** Dataset items **

==================================================

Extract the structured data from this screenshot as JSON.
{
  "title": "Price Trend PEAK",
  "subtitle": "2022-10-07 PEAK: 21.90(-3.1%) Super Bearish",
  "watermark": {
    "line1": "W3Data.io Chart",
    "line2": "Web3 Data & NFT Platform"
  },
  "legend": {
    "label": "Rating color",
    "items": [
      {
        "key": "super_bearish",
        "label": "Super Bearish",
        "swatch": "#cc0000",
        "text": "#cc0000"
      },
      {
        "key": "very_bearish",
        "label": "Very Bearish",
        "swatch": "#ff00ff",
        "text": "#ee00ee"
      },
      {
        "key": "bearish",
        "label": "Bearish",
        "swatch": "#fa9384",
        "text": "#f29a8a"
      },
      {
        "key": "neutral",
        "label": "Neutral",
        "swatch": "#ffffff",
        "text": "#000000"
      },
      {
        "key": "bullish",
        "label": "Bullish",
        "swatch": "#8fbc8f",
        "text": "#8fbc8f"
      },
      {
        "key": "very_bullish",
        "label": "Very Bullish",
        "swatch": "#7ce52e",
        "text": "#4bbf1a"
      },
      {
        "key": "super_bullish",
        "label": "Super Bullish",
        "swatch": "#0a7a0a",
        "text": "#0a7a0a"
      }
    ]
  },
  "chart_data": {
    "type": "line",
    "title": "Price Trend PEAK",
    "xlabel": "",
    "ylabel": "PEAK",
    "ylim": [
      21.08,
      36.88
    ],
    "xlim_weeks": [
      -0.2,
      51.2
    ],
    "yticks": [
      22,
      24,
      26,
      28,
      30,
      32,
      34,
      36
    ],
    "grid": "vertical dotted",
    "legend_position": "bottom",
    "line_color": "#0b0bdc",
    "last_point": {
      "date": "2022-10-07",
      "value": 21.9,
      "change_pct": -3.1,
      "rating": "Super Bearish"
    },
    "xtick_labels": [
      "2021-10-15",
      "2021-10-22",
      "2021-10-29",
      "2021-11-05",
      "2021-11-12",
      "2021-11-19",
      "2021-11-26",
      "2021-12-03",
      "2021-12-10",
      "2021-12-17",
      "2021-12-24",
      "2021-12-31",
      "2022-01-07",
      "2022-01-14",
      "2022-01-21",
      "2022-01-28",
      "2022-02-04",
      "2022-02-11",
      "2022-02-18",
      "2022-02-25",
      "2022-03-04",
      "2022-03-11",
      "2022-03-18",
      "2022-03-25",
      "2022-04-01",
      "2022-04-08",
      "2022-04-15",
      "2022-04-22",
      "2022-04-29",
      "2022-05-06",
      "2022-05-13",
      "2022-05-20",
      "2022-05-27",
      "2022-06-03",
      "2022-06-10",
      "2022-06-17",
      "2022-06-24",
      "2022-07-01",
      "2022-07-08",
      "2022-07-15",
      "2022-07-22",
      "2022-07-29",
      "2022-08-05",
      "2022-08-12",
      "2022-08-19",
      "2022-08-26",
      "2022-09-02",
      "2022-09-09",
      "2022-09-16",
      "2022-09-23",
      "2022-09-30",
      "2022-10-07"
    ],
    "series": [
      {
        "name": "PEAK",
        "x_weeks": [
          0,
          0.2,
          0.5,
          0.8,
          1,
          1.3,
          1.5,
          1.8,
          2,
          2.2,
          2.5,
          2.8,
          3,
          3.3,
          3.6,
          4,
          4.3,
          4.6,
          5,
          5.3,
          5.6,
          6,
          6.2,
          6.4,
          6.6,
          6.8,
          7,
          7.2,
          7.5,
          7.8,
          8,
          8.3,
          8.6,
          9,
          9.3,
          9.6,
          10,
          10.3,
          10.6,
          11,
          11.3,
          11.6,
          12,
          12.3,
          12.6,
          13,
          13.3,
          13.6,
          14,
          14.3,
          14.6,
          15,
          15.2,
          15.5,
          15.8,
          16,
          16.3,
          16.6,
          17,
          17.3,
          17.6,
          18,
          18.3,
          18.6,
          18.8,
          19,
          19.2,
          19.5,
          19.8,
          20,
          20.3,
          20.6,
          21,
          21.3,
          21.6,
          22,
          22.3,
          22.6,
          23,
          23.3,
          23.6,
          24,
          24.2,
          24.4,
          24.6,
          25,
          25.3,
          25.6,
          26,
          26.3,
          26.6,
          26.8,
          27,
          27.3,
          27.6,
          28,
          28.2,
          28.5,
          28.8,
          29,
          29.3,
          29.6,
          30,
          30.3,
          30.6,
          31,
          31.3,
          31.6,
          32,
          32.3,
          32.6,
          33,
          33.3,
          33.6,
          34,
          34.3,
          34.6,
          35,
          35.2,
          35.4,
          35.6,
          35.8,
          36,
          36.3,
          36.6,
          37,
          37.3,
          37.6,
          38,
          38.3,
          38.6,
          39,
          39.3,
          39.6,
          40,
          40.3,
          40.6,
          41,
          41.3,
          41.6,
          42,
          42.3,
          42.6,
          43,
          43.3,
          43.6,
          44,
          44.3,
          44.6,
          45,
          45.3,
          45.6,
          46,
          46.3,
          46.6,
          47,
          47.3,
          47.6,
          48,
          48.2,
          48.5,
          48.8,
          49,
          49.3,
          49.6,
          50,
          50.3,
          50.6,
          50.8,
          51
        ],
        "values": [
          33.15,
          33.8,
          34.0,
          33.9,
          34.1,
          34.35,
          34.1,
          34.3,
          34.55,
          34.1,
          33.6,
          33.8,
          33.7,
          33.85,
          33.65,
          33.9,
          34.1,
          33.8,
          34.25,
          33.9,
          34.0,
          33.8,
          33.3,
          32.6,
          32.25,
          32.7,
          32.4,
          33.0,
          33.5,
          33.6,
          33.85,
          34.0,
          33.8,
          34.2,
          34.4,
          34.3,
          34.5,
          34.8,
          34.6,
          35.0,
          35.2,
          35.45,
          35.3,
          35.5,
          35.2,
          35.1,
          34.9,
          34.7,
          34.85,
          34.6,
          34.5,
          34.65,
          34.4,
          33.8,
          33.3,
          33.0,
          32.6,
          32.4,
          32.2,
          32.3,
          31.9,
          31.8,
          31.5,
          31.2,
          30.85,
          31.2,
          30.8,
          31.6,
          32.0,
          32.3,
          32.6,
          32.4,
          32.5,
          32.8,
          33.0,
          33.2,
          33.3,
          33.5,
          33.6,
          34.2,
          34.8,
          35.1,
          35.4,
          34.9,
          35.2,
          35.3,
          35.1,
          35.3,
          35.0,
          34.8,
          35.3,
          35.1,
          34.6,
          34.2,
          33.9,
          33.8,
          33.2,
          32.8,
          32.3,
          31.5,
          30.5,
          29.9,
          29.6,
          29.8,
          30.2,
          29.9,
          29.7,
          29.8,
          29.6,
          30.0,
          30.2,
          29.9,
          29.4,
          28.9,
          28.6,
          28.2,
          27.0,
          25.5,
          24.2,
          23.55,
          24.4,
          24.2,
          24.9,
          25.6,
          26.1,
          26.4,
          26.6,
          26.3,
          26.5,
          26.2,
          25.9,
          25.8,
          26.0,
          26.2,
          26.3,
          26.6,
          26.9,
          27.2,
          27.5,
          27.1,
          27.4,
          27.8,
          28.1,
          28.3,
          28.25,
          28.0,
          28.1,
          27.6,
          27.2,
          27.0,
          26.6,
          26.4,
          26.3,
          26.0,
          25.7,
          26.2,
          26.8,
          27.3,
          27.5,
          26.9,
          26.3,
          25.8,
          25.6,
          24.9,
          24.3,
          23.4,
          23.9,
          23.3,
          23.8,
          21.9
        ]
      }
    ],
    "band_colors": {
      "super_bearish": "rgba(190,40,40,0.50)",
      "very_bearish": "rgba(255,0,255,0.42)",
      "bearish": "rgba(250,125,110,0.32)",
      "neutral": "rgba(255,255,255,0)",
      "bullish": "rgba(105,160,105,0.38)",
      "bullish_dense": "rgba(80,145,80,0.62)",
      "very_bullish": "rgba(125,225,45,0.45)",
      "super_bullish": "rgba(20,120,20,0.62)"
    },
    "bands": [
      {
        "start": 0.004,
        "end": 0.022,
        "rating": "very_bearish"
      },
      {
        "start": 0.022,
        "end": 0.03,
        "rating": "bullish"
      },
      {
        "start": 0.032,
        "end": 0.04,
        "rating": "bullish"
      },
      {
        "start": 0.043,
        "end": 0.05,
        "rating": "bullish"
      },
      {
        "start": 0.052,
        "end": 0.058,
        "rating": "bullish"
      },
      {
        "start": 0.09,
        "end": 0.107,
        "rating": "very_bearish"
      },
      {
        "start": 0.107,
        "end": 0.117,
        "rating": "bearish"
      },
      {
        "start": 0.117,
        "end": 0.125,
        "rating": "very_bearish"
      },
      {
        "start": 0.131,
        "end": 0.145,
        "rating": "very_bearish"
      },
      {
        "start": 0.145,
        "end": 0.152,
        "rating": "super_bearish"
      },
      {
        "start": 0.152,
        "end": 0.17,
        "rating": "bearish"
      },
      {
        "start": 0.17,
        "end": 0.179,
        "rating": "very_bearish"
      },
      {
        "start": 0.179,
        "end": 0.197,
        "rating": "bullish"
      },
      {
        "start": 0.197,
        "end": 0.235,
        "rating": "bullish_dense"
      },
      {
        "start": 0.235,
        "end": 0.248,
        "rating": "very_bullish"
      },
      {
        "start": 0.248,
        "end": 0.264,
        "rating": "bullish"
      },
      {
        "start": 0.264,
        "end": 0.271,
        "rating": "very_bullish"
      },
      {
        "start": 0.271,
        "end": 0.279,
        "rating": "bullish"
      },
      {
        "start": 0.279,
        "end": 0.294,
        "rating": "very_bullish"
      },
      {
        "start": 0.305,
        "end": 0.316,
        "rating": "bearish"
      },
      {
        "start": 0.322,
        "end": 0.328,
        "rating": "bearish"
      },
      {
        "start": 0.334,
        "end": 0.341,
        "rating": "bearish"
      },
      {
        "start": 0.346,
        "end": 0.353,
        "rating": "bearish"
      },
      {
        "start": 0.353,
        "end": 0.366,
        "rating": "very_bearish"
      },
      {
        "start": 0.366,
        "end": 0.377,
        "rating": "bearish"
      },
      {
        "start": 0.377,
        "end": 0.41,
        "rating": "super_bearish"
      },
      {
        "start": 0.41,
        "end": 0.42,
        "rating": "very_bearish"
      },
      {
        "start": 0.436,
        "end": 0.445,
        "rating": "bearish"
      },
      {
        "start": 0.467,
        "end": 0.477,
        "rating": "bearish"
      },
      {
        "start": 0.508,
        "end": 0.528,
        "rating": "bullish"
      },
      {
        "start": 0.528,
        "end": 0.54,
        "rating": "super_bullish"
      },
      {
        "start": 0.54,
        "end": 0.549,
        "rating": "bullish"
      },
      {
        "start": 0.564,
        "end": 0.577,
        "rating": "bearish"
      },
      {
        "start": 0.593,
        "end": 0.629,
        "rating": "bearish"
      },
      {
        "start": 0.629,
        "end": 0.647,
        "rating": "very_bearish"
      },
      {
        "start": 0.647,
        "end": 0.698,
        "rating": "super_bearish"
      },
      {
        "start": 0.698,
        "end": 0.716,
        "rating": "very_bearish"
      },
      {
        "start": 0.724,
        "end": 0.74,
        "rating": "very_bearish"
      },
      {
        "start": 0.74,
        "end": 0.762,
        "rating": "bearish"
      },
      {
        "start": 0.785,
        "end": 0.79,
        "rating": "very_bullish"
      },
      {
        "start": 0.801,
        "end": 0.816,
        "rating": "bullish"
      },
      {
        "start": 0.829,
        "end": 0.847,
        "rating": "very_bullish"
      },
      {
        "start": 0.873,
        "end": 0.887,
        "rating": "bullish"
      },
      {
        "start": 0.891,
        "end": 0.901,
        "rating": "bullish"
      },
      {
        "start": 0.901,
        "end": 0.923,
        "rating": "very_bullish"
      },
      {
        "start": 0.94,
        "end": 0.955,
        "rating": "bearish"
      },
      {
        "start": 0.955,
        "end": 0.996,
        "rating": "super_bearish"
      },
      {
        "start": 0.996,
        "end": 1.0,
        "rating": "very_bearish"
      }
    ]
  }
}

==================================================

State how many lines of the material contain the string "swatch", with no other words.

** ANSWER TO THIS TASK **
7